• _INPUT DATA_
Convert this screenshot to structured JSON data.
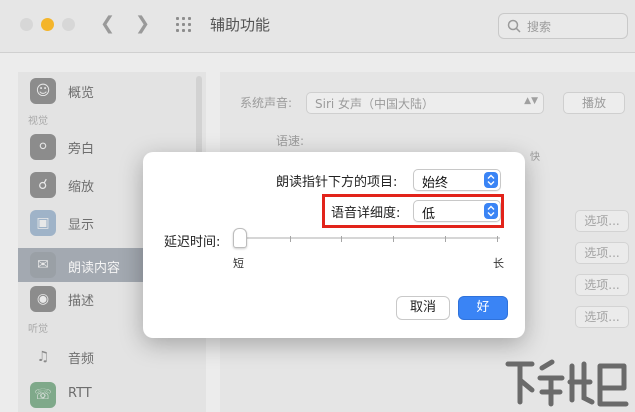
{
  "window": {
    "title": "辅助功能"
  },
  "search": {
    "placeholder": "搜索"
  },
  "sidebar": {
    "items": [
      {
        "label": "概览",
        "icon": "accessibility-icon"
      },
      {
        "label": "旁白",
        "icon": "voiceover-icon"
      },
      {
        "label": "缩放",
        "icon": "zoom-icon"
      },
      {
        "label": "显示",
        "icon": "display-icon"
      },
      {
        "label": "朗读内容",
        "icon": "speech-icon",
        "selected": true
      },
      {
        "label": "描述",
        "icon": "descriptions-icon"
      },
      {
        "label": "音频",
        "icon": "audio-icon"
      },
      {
        "label": "RTT",
        "icon": "rtt-icon"
      }
    ],
    "sections": {
      "vision": "视觉",
      "hearing": "听觉"
    }
  },
  "main": {
    "system_voice_label": "系统声音:",
    "system_voice_value": "Siri 女声（中国大陆）",
    "play_label": "播放",
    "rate_label": "语速:",
    "fast_label": "快",
    "option_label": "选项..."
  },
  "modal": {
    "speak_under_pointer_label": "朗读指针下方的项目:",
    "speak_under_pointer_value": "始终",
    "verbosity_label": "语音详细度:",
    "verbosity_value": "低",
    "delay_label": "延迟时间:",
    "slider_min": "短",
    "slider_max": "长",
    "slider_value": 0,
    "cancel_label": "取消",
    "ok_label": "好"
  },
  "colors": {
    "accent": "#3a84f5",
    "highlight": "#e2231a"
  }
}
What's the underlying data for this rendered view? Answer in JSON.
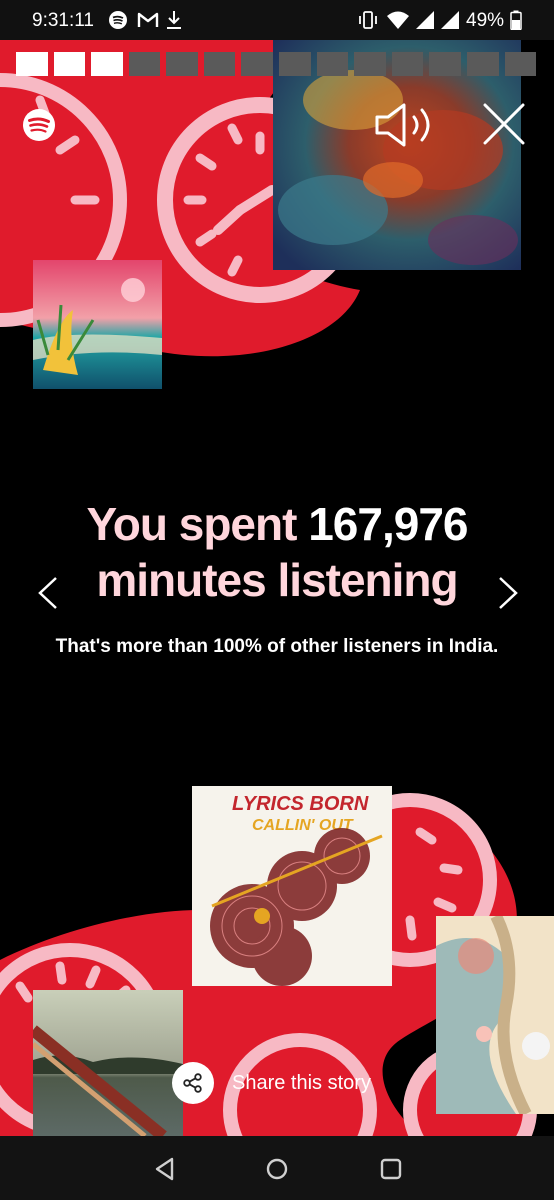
{
  "status_bar": {
    "time": "9:31:11",
    "battery_percent": "49%",
    "icons": [
      "spotify-icon",
      "gmail-icon",
      "download-icon",
      "vibrate-icon",
      "wifi-icon",
      "signal-icon",
      "battery-icon"
    ]
  },
  "story": {
    "segments_total": 14,
    "segments_done": 3,
    "headline_prefix": "You spent ",
    "headline_value": "167,976",
    "headline_suffix": "minutes listening",
    "subtext": "That's more than 100% of other listeners in India.",
    "share_label": "Share this story"
  },
  "colors": {
    "background": "#000000",
    "accent_red": "#e01b2c",
    "clock_pink": "#f7b9c4",
    "headline_pink": "#ffd6dc"
  }
}
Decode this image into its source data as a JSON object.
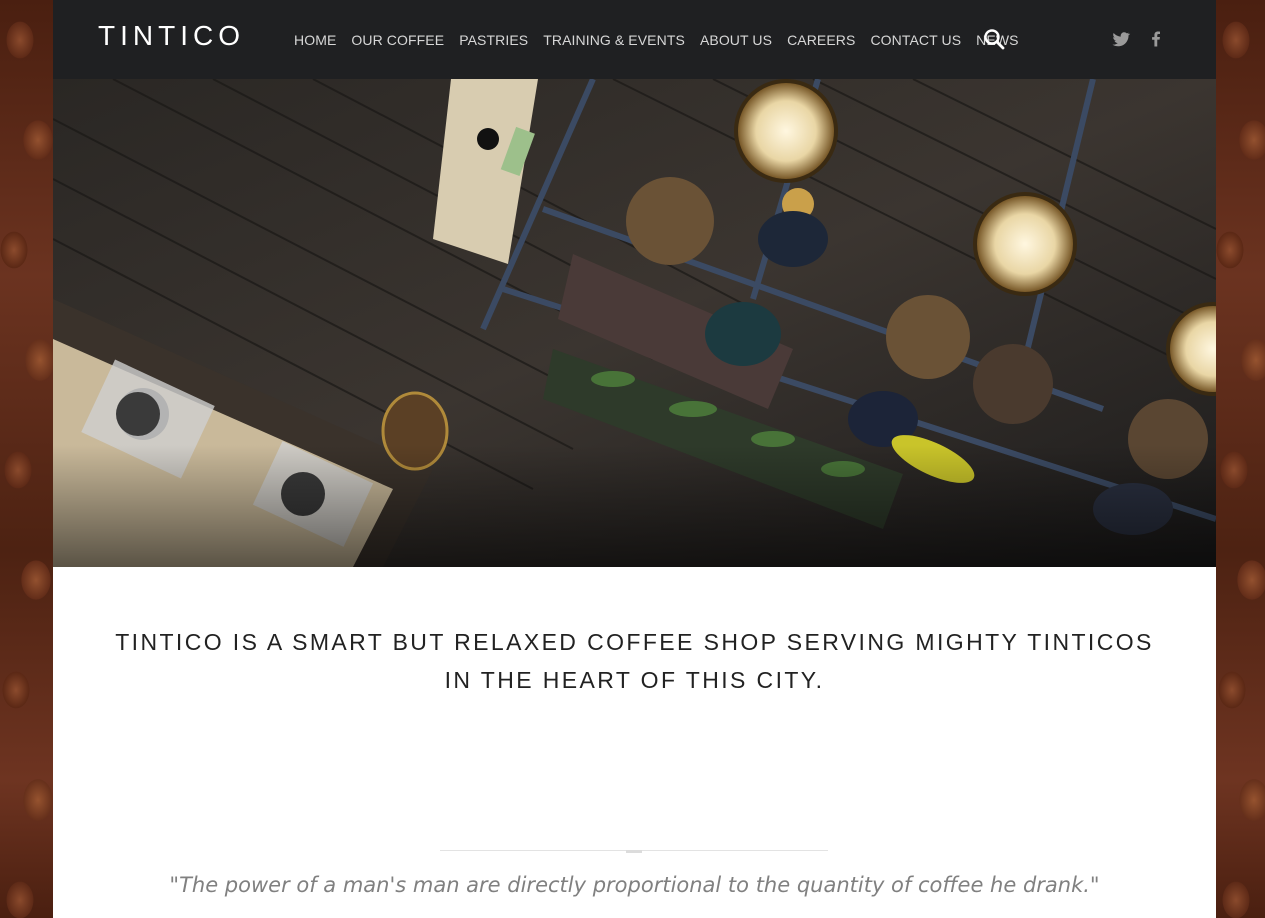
{
  "brand": {
    "logo_text": "TINTICO"
  },
  "nav": {
    "items": [
      "HOME",
      "OUR COFFEE",
      "PASTRIES",
      "TRAINING & EVENTS",
      "ABOUT US",
      "CAREERS",
      "CONTACT US",
      "NEWS"
    ]
  },
  "icons": {
    "search": "search-icon",
    "twitter": "twitter-icon",
    "facebook": "facebook-icon"
  },
  "tagline": {
    "line1": "TINTICO IS A SMART BUT RELAXED COFFEE SHOP SERVING MIGHTY TINTICOS",
    "line2": "IN THE HEART OF THIS CITY."
  },
  "quote": {
    "text": "\"The power of a man's man are directly proportional to the quantity of coffee he drank.\""
  },
  "colors": {
    "header_bg": "#1f2022",
    "nav_text": "#d7d7d7",
    "page_bg": "#ffffff",
    "quote_text": "#808080"
  }
}
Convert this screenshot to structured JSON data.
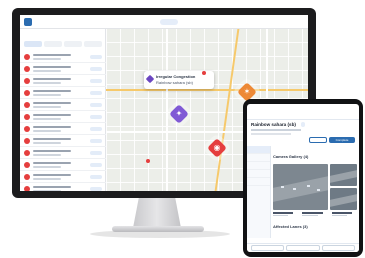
{
  "desktop": {
    "map_tooltip": {
      "title": "Irregular Congestion",
      "subtitle": "Rainbow sahara (sb)"
    },
    "event_icon_colors": [
      "#e53e3e",
      "#e53e3e",
      "#e53e3e",
      "#e53e3e",
      "#e53e3e",
      "#e53e3e",
      "#e53e3e",
      "#e53e3e",
      "#e53e3e",
      "#e53e3e",
      "#e53e3e",
      "#e53e3e"
    ],
    "pins": [
      {
        "name": "congestion-pin",
        "color": "#805ad5",
        "glyph": "✦"
      },
      {
        "name": "construction-pin",
        "color": "#ed8936",
        "glyph": "✶"
      },
      {
        "name": "incident-pin",
        "color": "#e53e3e",
        "glyph": "◉"
      }
    ]
  },
  "tablet": {
    "event_title": "Rainbow sahara (sb)",
    "camera_section": "Camera Gallery (4)",
    "lanes_section": "Affected Lanes (3)",
    "actions": {
      "complete": "Complete"
    }
  }
}
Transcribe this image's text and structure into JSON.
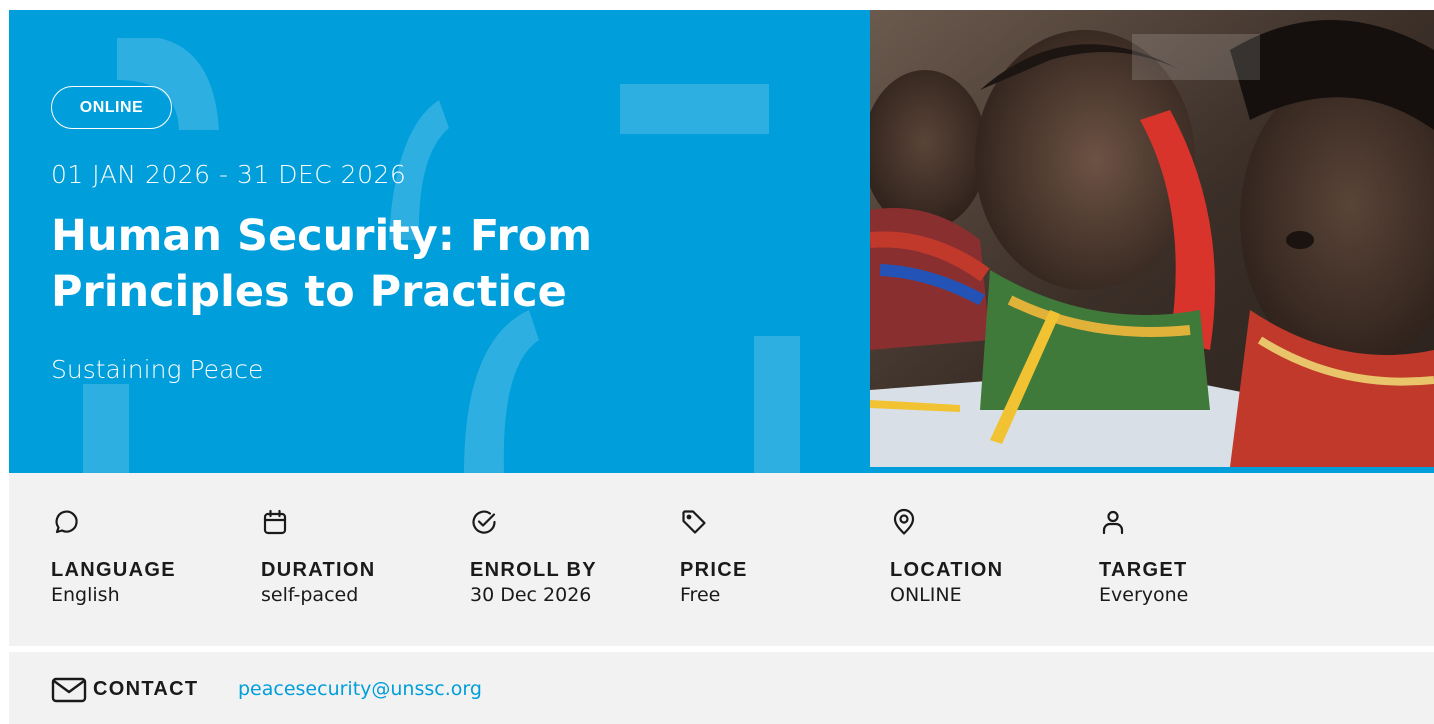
{
  "hero": {
    "badge": "ONLINE",
    "dates": "01 JAN 2026 - 31 DEC 2026",
    "title": "Human Security: From Principles to Practice",
    "subtitle": "Sustaining Peace",
    "accent_color": "#009edb"
  },
  "info": {
    "items": [
      {
        "icon": "chat-bubble-icon",
        "label": "LANGUAGE",
        "value": "English"
      },
      {
        "icon": "calendar-icon",
        "label": "DURATION",
        "value": "self-paced"
      },
      {
        "icon": "check-circle-icon",
        "label": "ENROLL BY",
        "value": "30 Dec 2026"
      },
      {
        "icon": "price-tag-icon",
        "label": "PRICE",
        "value": "Free"
      },
      {
        "icon": "location-pin-icon",
        "label": "LOCATION",
        "value": "ONLINE"
      },
      {
        "icon": "person-icon",
        "label": "TARGET",
        "value": "Everyone"
      }
    ]
  },
  "contact": {
    "icon": "envelope-icon",
    "label": "CONTACT",
    "email": "peacesecurity@unssc.org"
  }
}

• _EXERCISE TASK_
Check each line of the data above for the word "image" and say how many lines have it. Give the number alone.

• _FULL ANSWER_
2